--- begin ---
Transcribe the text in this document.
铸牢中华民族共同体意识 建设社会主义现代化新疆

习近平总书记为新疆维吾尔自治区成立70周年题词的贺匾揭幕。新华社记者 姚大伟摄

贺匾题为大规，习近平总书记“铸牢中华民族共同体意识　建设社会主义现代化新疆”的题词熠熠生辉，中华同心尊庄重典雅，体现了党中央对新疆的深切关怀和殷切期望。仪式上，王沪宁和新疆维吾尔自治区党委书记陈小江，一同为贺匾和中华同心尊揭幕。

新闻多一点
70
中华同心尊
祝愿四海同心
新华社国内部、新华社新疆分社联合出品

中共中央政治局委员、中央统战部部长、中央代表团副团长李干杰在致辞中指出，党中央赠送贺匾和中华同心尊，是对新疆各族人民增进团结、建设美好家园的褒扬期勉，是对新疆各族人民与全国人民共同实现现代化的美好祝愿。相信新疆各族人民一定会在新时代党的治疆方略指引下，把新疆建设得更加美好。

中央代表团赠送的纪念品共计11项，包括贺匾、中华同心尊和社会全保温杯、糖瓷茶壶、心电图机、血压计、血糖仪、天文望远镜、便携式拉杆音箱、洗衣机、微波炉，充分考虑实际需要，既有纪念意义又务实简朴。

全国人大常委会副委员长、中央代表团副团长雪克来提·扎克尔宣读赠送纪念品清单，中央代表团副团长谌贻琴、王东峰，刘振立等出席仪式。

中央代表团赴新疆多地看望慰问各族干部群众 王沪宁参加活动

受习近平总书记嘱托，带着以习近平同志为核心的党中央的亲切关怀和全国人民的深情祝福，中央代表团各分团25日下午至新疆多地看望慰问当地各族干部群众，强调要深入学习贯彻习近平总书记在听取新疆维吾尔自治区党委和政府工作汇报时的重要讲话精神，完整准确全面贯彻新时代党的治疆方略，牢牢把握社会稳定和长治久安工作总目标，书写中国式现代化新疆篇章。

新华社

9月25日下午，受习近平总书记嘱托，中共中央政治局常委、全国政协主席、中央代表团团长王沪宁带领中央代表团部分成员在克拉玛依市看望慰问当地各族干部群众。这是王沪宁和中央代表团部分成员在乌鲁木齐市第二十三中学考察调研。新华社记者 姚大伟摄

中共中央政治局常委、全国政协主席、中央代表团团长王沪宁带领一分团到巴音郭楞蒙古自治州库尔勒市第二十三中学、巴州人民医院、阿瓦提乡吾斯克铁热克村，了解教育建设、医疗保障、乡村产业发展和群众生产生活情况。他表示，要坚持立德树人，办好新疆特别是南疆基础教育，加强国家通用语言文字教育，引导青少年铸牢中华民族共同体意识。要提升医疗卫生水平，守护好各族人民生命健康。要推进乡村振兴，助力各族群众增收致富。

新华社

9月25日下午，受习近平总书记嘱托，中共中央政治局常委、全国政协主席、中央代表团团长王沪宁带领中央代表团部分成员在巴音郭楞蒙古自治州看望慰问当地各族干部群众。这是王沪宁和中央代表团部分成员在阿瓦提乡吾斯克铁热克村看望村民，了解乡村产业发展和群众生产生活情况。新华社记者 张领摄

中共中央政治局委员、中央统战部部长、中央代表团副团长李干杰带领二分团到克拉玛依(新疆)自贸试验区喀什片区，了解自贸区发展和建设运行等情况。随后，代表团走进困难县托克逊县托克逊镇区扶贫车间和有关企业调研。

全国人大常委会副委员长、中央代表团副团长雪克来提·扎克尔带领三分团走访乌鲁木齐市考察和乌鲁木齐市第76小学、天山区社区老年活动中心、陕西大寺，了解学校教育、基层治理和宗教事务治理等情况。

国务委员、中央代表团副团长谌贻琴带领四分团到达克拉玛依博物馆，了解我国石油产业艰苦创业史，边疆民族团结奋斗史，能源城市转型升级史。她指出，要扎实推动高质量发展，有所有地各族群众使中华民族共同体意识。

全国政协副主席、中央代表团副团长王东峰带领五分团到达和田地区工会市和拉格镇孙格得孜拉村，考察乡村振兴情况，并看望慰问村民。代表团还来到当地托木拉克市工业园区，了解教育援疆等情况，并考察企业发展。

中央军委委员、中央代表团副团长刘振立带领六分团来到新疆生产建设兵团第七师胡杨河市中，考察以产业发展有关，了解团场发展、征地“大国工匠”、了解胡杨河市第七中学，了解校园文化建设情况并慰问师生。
--- end ---
> [AIM] Tell how many lines of the data above hold the string "中共中央政治局委员". Give only the number.

> [RESULT OF THE TASK] 2